**Your goal**
Search the data below for the string "value". Extract every line that contains it.

**Listed records**
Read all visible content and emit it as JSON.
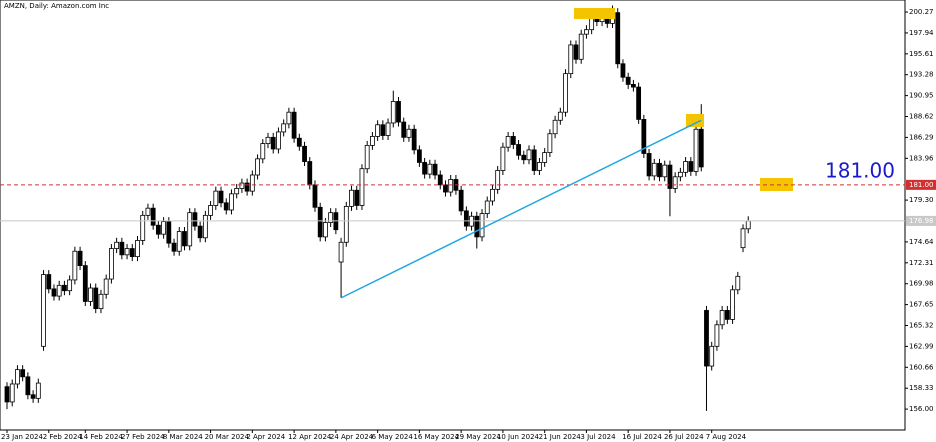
{
  "chart_data": {
    "type": "candlestick",
    "title": "AMZN, Daily:  Amazon.com Inc",
    "categories": [
      "23 Jan 2024",
      null,
      null,
      null,
      null,
      null,
      null,
      null,
      "2 Feb 2024",
      null,
      null,
      null,
      null,
      null,
      null,
      "14 Feb 2024",
      null,
      null,
      null,
      null,
      null,
      null,
      null,
      "27 Feb 2024",
      null,
      null,
      null,
      null,
      null,
      null,
      null,
      "8 Mar 2024",
      null,
      null,
      null,
      null,
      null,
      null,
      null,
      "20 Mar 2024",
      null,
      null,
      null,
      null,
      null,
      null,
      null,
      "2 Apr 2024",
      null,
      null,
      null,
      null,
      null,
      null,
      null,
      "12 Apr 2024",
      null,
      null,
      null,
      null,
      null,
      null,
      null,
      "24 Apr 2024",
      null,
      null,
      null,
      null,
      null,
      null,
      null,
      "6 May 2024",
      null,
      null,
      null,
      null,
      null,
      null,
      null,
      "16 May 2024",
      null,
      null,
      null,
      null,
      null,
      null,
      null,
      "29 May 2024",
      null,
      null,
      null,
      null,
      null,
      null,
      null,
      "10 Jun 2024",
      null,
      null,
      null,
      null,
      null,
      null,
      null,
      "21 Jun 2024",
      null,
      null,
      null,
      null,
      null,
      null,
      null,
      "3 Jul 2024",
      null,
      null,
      null,
      null,
      null,
      null,
      null,
      "16 Jul 2024",
      null,
      null,
      null,
      null,
      null,
      null,
      null,
      "26 Jul 2024",
      null,
      null,
      null,
      null,
      null,
      null,
      null,
      "7 Aug 2024",
      null,
      null,
      null,
      null,
      null,
      null,
      null
    ],
    "open": [
      158.5,
      156.8,
      158.8,
      160.4,
      159.6,
      157.6,
      157.2,
      163.0,
      171.0,
      169.4,
      168.6,
      169.8,
      169.2,
      170.4,
      173.6,
      172.0,
      168.0,
      169.5,
      167.2,
      168.8,
      170.5,
      173.9,
      174.6,
      173.2,
      173.9,
      173.0,
      174.8,
      177.6,
      178.4,
      176.5,
      175.5,
      176.9,
      174.5,
      173.6,
      175.8,
      174.2,
      177.9,
      176.4,
      175.1,
      177.6,
      178.7,
      180.3,
      179.0,
      178.2,
      180.0,
      180.6,
      181.2,
      180.3,
      182.1,
      183.9,
      185.6,
      186.3,
      185.0,
      186.9,
      187.8,
      189.1,
      186.2,
      185.3,
      183.6,
      181.0,
      178.5,
      175.2,
      176.8,
      177.9,
      172.4,
      174.6,
      178.6,
      180.4,
      178.7,
      182.8,
      185.4,
      186.4,
      187.7,
      186.5,
      187.9,
      190.3,
      188.0,
      186.3,
      187.2,
      184.9,
      183.5,
      182.2,
      183.3,
      182.1,
      181.0,
      180.2,
      181.6,
      180.4,
      178.1,
      176.4,
      177.5,
      175.2,
      177.8,
      179.2,
      180.5,
      182.6,
      185.2,
      186.4,
      185.5,
      184.3,
      183.8,
      184.9,
      182.6,
      183.5,
      184.6,
      186.7,
      188.2,
      189.1,
      193.4,
      196.6,
      195.0,
      197.8,
      198.3,
      199.6,
      199.2,
      200.1,
      199.0,
      200.2,
      194.5,
      193.0,
      192.2,
      191.9,
      188.3,
      184.5,
      182.0,
      183.4,
      181.9,
      183.2,
      180.6,
      181.9,
      182.4,
      183.6,
      182.5,
      187.2,
      167.0,
      160.8,
      163.0,
      165.4,
      167.0,
      166.0,
      169.3,
      174.0,
      176.1
    ],
    "high": [
      159.0,
      159.3,
      160.9,
      160.9,
      160.1,
      158.1,
      159.4,
      171.5,
      171.5,
      169.9,
      170.3,
      170.3,
      170.9,
      174.1,
      174.1,
      172.5,
      170.0,
      170.0,
      169.3,
      171.0,
      174.4,
      175.1,
      175.1,
      174.4,
      174.4,
      175.3,
      178.1,
      178.9,
      178.9,
      177.0,
      177.4,
      177.4,
      175.0,
      176.3,
      176.3,
      178.4,
      178.4,
      176.9,
      178.1,
      179.2,
      180.8,
      180.8,
      179.5,
      180.5,
      181.1,
      181.7,
      181.7,
      182.6,
      184.4,
      186.1,
      186.8,
      186.8,
      187.4,
      188.3,
      189.6,
      189.6,
      186.7,
      185.8,
      184.1,
      181.5,
      179.0,
      177.3,
      178.4,
      178.4,
      175.1,
      179.1,
      180.9,
      180.9,
      183.3,
      185.9,
      186.9,
      188.2,
      188.2,
      188.4,
      191.5,
      190.8,
      188.5,
      187.7,
      187.7,
      185.4,
      184.0,
      183.8,
      183.8,
      182.6,
      181.5,
      182.1,
      182.1,
      180.9,
      178.6,
      178.0,
      178.0,
      178.3,
      179.7,
      181.0,
      183.1,
      185.7,
      186.9,
      186.9,
      186.0,
      184.8,
      185.4,
      185.4,
      184.0,
      185.1,
      187.2,
      188.7,
      189.6,
      193.9,
      197.1,
      197.1,
      198.3,
      198.8,
      200.1,
      200.1,
      200.6,
      200.6,
      201.0,
      200.7,
      195.0,
      193.5,
      192.7,
      192.4,
      188.8,
      185.0,
      183.9,
      183.9,
      183.7,
      183.7,
      182.4,
      182.9,
      184.1,
      184.1,
      187.7,
      190.0,
      167.5,
      163.5,
      165.9,
      167.5,
      167.5,
      169.8,
      171.3,
      176.6,
      177.5
    ],
    "low": [
      156.0,
      156.3,
      158.3,
      159.1,
      157.1,
      156.7,
      156.7,
      162.5,
      168.9,
      168.1,
      168.1,
      168.7,
      168.7,
      169.9,
      171.5,
      167.5,
      167.5,
      166.7,
      166.7,
      168.3,
      170.0,
      173.4,
      172.7,
      172.7,
      172.5,
      172.5,
      174.3,
      177.1,
      176.0,
      175.0,
      175.0,
      174.0,
      173.1,
      173.1,
      173.7,
      173.7,
      175.9,
      174.6,
      174.6,
      177.1,
      178.2,
      178.5,
      177.7,
      177.7,
      179.5,
      180.1,
      179.8,
      179.8,
      181.6,
      183.4,
      185.1,
      184.5,
      184.5,
      186.4,
      187.3,
      185.7,
      184.8,
      183.1,
      180.5,
      178.0,
      174.7,
      174.7,
      176.3,
      175.5,
      168.4,
      174.1,
      178.1,
      178.2,
      178.2,
      182.3,
      184.9,
      185.9,
      186.0,
      186.0,
      187.4,
      187.5,
      185.8,
      185.8,
      184.4,
      183.0,
      181.7,
      181.7,
      181.6,
      180.5,
      179.7,
      179.7,
      179.9,
      177.6,
      175.9,
      175.9,
      173.9,
      174.7,
      177.3,
      178.7,
      180.0,
      182.1,
      184.7,
      185.0,
      183.8,
      183.3,
      183.3,
      182.1,
      182.1,
      183.0,
      184.1,
      186.2,
      187.7,
      188.6,
      192.9,
      194.5,
      194.5,
      197.3,
      197.8,
      198.7,
      198.7,
      198.5,
      198.5,
      194.0,
      192.5,
      191.7,
      191.4,
      187.8,
      184.0,
      181.5,
      181.5,
      181.4,
      181.4,
      177.5,
      180.1,
      181.4,
      181.9,
      182.0,
      182.0,
      182.5,
      155.8,
      160.3,
      162.5,
      164.9,
      165.5,
      165.5,
      168.8,
      173.5,
      175.6
    ],
    "close": [
      156.8,
      158.8,
      160.4,
      159.6,
      157.6,
      157.2,
      158.9,
      171.0,
      169.4,
      168.6,
      169.8,
      169.2,
      170.4,
      173.6,
      172.0,
      168.0,
      169.5,
      167.2,
      168.8,
      170.5,
      173.9,
      174.6,
      173.2,
      173.9,
      173.0,
      174.8,
      177.6,
      178.4,
      176.5,
      175.5,
      176.9,
      174.5,
      173.6,
      175.8,
      174.2,
      177.9,
      176.4,
      175.1,
      177.6,
      178.7,
      180.3,
      179.0,
      178.2,
      180.0,
      180.6,
      181.2,
      180.3,
      182.1,
      183.9,
      185.6,
      186.3,
      185.0,
      186.9,
      187.8,
      189.1,
      186.2,
      185.3,
      183.6,
      181.0,
      178.5,
      175.2,
      176.8,
      177.9,
      176.0,
      174.6,
      178.6,
      180.4,
      178.7,
      182.8,
      185.4,
      186.4,
      187.7,
      186.5,
      187.9,
      190.3,
      188.0,
      186.3,
      187.2,
      184.9,
      183.5,
      182.2,
      183.3,
      182.1,
      181.0,
      180.2,
      181.6,
      180.4,
      178.1,
      176.4,
      177.5,
      175.2,
      177.8,
      179.2,
      180.5,
      182.6,
      185.2,
      186.4,
      185.5,
      184.3,
      183.8,
      184.9,
      182.6,
      183.5,
      184.6,
      186.7,
      188.2,
      189.1,
      193.4,
      196.6,
      195.0,
      197.8,
      198.3,
      199.6,
      199.2,
      200.1,
      199.0,
      200.2,
      194.5,
      193.0,
      192.2,
      191.9,
      188.3,
      184.5,
      182.0,
      183.4,
      181.9,
      183.2,
      180.6,
      181.9,
      182.4,
      183.6,
      182.5,
      187.2,
      183.0,
      160.8,
      163.0,
      165.4,
      167.0,
      166.0,
      169.3,
      170.8,
      176.1,
      176.98
    ],
    "ylim": [
      153.67,
      201.61
    ],
    "yticks": [
      200.27,
      197.94,
      195.61,
      193.28,
      190.95,
      188.62,
      186.29,
      183.96,
      {
        "value": 179.3,
        "label": "179.30"
      },
      174.64,
      172.31,
      169.98,
      167.65,
      165.32,
      162.99,
      160.66,
      158.33,
      {
        "value": 156,
        "label": "156.00"
      }
    ],
    "level": {
      "value": 181,
      "label": "181.00",
      "color": "#d03030"
    },
    "current_price": {
      "value": 176.98,
      "label": "176.98"
    },
    "annotation": "181.00",
    "trendline": {
      "x": [
        64,
        133
      ],
      "y": [
        168.4,
        188.2
      ],
      "color": "#1fa8e0"
    }
  }
}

**Task solution**
        "value": 179.3,
        "value": 156,
      "value": 181,
      "value": 176.98,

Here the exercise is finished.